# [Data about app and page elements]
++++++++++

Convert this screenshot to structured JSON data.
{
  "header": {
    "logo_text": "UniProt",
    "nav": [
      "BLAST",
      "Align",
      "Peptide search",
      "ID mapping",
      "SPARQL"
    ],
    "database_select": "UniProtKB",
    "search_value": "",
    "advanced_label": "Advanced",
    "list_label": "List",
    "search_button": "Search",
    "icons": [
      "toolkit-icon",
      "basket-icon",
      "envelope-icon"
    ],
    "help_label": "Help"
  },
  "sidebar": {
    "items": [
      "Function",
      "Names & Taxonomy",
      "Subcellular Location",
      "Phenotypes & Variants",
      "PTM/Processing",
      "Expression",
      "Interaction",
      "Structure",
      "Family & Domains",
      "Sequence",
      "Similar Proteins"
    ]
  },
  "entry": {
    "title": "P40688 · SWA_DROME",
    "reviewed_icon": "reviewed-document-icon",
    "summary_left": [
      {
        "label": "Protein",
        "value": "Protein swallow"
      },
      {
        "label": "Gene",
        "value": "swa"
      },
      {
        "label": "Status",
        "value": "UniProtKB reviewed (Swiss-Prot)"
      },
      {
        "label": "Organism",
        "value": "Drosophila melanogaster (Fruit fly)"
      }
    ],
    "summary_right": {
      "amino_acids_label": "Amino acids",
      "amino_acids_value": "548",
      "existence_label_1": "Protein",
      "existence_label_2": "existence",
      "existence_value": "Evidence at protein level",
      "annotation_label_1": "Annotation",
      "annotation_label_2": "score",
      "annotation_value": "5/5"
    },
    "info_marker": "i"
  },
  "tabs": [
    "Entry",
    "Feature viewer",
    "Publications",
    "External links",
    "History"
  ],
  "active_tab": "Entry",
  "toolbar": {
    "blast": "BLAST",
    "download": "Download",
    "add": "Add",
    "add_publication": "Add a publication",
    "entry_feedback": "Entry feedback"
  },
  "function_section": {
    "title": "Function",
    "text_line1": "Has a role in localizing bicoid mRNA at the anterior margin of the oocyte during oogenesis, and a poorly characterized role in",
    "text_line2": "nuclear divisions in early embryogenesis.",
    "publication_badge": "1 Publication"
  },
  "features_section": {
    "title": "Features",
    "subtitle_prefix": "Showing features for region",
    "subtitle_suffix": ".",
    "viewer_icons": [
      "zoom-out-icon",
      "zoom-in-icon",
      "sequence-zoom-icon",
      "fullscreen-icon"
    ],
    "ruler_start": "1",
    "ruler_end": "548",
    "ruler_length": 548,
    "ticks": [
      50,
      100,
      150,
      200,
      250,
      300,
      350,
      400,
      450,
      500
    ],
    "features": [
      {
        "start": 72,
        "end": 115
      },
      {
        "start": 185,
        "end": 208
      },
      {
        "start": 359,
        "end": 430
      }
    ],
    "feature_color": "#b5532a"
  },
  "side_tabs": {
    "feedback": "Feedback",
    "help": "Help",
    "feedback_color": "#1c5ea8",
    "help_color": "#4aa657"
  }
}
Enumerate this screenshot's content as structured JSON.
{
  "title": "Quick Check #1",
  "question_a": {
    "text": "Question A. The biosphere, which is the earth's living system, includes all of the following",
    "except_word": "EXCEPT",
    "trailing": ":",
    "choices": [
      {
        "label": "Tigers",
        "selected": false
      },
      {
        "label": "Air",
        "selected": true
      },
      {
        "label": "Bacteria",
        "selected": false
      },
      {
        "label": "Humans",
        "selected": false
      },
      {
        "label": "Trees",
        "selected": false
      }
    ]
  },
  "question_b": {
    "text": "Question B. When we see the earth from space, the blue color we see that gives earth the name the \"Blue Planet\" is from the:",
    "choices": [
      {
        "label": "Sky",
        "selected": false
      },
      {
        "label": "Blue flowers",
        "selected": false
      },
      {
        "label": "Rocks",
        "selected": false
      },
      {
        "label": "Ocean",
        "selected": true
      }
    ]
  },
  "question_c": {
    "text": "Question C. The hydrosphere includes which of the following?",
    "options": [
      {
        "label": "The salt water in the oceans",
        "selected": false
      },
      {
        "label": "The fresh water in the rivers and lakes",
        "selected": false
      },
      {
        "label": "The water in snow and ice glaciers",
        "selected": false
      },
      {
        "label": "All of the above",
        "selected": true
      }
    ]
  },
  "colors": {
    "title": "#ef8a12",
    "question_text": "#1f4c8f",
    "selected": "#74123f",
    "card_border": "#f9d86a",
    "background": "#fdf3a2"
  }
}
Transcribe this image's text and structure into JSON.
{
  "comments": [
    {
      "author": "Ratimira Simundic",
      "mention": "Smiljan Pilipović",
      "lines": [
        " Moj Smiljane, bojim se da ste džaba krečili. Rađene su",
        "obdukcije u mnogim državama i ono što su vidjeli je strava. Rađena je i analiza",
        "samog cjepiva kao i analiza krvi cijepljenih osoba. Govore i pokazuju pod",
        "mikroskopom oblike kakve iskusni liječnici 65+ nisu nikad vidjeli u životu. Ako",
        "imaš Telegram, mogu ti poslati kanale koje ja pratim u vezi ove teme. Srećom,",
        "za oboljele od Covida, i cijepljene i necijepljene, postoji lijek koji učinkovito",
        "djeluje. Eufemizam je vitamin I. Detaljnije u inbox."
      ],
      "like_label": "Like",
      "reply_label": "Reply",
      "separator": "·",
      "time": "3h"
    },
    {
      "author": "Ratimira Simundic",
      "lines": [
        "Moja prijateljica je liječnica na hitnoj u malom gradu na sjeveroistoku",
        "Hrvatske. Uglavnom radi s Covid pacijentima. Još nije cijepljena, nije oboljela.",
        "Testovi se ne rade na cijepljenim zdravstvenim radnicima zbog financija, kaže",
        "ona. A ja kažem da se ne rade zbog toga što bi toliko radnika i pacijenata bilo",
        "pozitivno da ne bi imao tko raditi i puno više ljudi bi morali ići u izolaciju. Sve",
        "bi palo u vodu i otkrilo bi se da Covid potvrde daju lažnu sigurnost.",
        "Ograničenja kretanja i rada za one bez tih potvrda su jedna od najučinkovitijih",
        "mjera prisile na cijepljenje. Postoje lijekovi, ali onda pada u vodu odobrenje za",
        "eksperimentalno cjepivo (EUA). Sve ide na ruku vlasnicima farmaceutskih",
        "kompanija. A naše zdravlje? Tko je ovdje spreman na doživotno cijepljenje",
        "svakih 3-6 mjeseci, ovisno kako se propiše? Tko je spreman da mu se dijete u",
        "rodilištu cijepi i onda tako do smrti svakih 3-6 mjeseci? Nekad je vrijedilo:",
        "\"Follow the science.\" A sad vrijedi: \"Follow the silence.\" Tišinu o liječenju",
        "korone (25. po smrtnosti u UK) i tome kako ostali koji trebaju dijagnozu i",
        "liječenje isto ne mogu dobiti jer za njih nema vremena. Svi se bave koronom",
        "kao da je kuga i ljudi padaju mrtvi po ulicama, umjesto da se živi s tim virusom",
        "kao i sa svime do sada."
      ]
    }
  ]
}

++++++++++

# [EXERCISE OBJECTIVE]
The reply should be a precise retyping of all the data.

# [ANSWER AREA]
Convert this screenshot to structured JSON data.
{
  "header": {
    "logo_text": "UniProt",
    "nav": [
      "BLAST",
      "Align",
      "Peptide search",
      "ID mapping",
      "SPARQL"
    ],
    "database_select": "UniProtKB",
    "search_value": "",
    "advanced_label": "Advanced",
    "list_label": "List",
    "search_button": "Search",
    "icons": [
      "toolkit-icon",
      "basket-icon",
      "envelope-icon"
    ],
    "help_label": "Help"
  },
  "sidebar": {
    "items": [
      "Function",
      "Names & Taxonomy",
      "Subcellular Location",
      "Phenotypes & Variants",
      "PTM/Processing",
      "Expression",
      "Interaction",
      "Structure",
      "Family & Domains",
      "Sequence",
      "Similar Proteins"
    ]
  },
  "entry": {
    "title": "P40688 · SWA_DROME",
    "reviewed_icon": "reviewed-document-icon",
    "summary_left": [
      {
        "label": "Protein",
        "value": "Protein swallow"
      },
      {
        "label": "Gene",
        "value": "swa"
      },
      {
        "label": "Status",
        "value": "UniProtKB reviewed (Swiss-Prot)"
      },
      {
        "label": "Organism",
        "value": "Drosophila melanogaster (Fruit fly)"
      }
    ],
    "summary_right": {
      "amino_acids_label": "Amino acids",
      "amino_acids_value": "548",
      "existence_label_1": "Protein",
      "existence_label_2": "existence",
      "existence_value": "Evidence at protein level",
      "annotation_label_1": "Annotation",
      "annotation_label_2": "score",
      "annotation_value": "5/5"
    },
    "info_marker": "i"
  },
  "tabs": [
    "Entry",
    "Feature viewer",
    "Publications",
    "External links",
    "History"
  ],
  "active_tab": "Entry",
  "toolbar": {
    "blast": "BLAST",
    "download": "Download",
    "add": "Add",
    "add_publication": "Add a publication",
    "entry_feedback": "Entry feedback"
  },
  "function_section": {
    "title": "Function",
    "text_line1": "Has a role in localizing bicoid mRNA at the anterior margin of the oocyte during oogenesis, and a poorly characterized role in",
    "text_line2": "nuclear divisions in early embryogenesis.",
    "publication_badge": "1 Publication"
  },
  "features_section": {
    "title": "Features",
    "subtitle_prefix": "Showing features for region",
    "subtitle_suffix": ".",
    "viewer_icons": [
      "zoom-out-icon",
      "zoom-in-icon",
      "sequence-zoom-icon",
      "fullscreen-icon"
    ],
    "ruler_start": "1",
    "ruler_end": "548",
    "ruler_length": 548,
    "ticks": [
      50,
      100,
      150,
      200,
      250,
      300,
      350,
      400,
      450,
      500
    ],
    "features": [
      {
        "start": 72,
        "end": 115
      },
      {
        "start": 185,
        "end": 208
      },
      {
        "start": 359,
        "end": 430
      }
    ],
    "feature_color": "#b5532a"
  },
  "side_tabs": {
    "feedback": "Feedback",
    "help": "Help",
    "feedback_color": "#1c5ea8",
    "help_color": "#4aa657"
  }
}
Enumerate this screenshot's content as structured JSON.
{
  "title": "Quick Check #1",
  "question_a": {
    "text": "Question A. The biosphere, which is the earth's living system, includes all of the following",
    "except_word": "EXCEPT",
    "trailing": ":",
    "choices": [
      {
        "label": "Tigers",
        "selected": false
      },
      {
        "label": "Air",
        "selected": true
      },
      {
        "label": "Bacteria",
        "selected": false
      },
      {
        "label": "Humans",
        "selected": false
      },
      {
        "label": "Trees",
        "selected": false
      }
    ]
  },
  "question_b": {
    "text": "Question B. When we see the earth from space, the blue color we see that gives earth the name the \"Blue Planet\" is from the:",
    "choices": [
      {
        "label": "Sky",
        "selected": false
      },
      {
        "label": "Blue flowers",
        "selected": false
      },
      {
        "label": "Rocks",
        "selected": false
      },
      {
        "label": "Ocean",
        "selected": true
      }
    ]
  },
  "question_c": {
    "text": "Question C. The hydrosphere includes which of the following?",
    "options": [
      {
        "label": "The salt water in the oceans",
        "selected": false
      },
      {
        "label": "The fresh water in the rivers and lakes",
        "selected": false
      },
      {
        "label": "The water in snow and ice glaciers",
        "selected": false
      },
      {
        "label": "All of the above",
        "selected": true
      }
    ]
  },
  "colors": {
    "title": "#ef8a12",
    "question_text": "#1f4c8f",
    "selected": "#74123f",
    "card_border": "#f9d86a",
    "background": "#fdf3a2"
  }
}
Transcribe this image's text and structure into JSON.
{
  "comments": [
    {
      "author": "Ratimira Simundic",
      "mention": "Smiljan Pilipović",
      "lines": [
        " Moj Smiljane, bojim se da ste džaba krečili. Rađene su",
        "obdukcije u mnogim državama i ono što su vidjeli je strava. Rađena je i analiza",
        "samog cjepiva kao i analiza krvi cijepljenih osoba. Govore i pokazuju pod",
        "mikroskopom oblike kakve iskusni liječnici 65+ nisu nikad vidjeli u životu. Ako",
        "imaš Telegram, mogu ti poslati kanale koje ja pratim u vezi ove teme. Srećom,",
        "za oboljele od Covida, i cijepljene i necijepljene, postoji lijek koji učinkovito",
        "djeluje. Eufemizam je vitamin I. Detaljnije u inbox."
      ],
      "like_label": "Like",
      "reply_label": "Reply",
      "separator": "·",
      "time": "3h"
    },
    {
      "author": "Ratimira Simundic",
      "lines": [
        "Moja prijateljica je liječnica na hitnoj u malom gradu na sjeveroistoku",
        "Hrvatske. Uglavnom radi s Covid pacijentima. Još nije cijepljena, nije oboljela.",
        "Testovi se ne rade na cijepljenim zdravstvenim radnicima zbog financija, kaže",
        "ona. A ja kažem da se ne rade zbog toga što bi toliko radnika i pacijenata bilo",
        "pozitivno da ne bi imao tko raditi i puno više ljudi bi morali ići u izolaciju. Sve",
        "bi palo u vodu i otkrilo bi se da Covid potvrde daju lažnu sigurnost.",
        "Ograničenja kretanja i rada za one bez tih potvrda su jedna od najučinkovitijih",
        "mjera prisile na cijepljenje. Postoje lijekovi, ali onda pada u vodu odobrenje za",
        "eksperimentalno cjepivo (EUA). Sve ide na ruku vlasnicima farmaceutskih",
        "kompanija. A naše zdravlje? Tko je ovdje spreman na doživotno cijepljenje",
        "svakih 3-6 mjeseci, ovisno kako se propiše? Tko je spreman da mu se dijete u",
        "rodilištu cijepi i onda tako do smrti svakih 3-6 mjeseci? Nekad je vrijedilo:",
        "\"Follow the science.\" A sad vrijedi: \"Follow the silence.\" Tišinu o liječenju",
        "korone (25. po smrtnosti u UK) i tome kako ostali koji trebaju dijagnozu i",
        "liječenje isto ne mogu dobiti jer za njih nema vremena. Svi se bave koronom",
        "kao da je kuga i ljudi padaju mrtvi po ulicama, umjesto da se živi s tim virusom",
        "kao i sa svime do sada."
      ]
    }
  ]
}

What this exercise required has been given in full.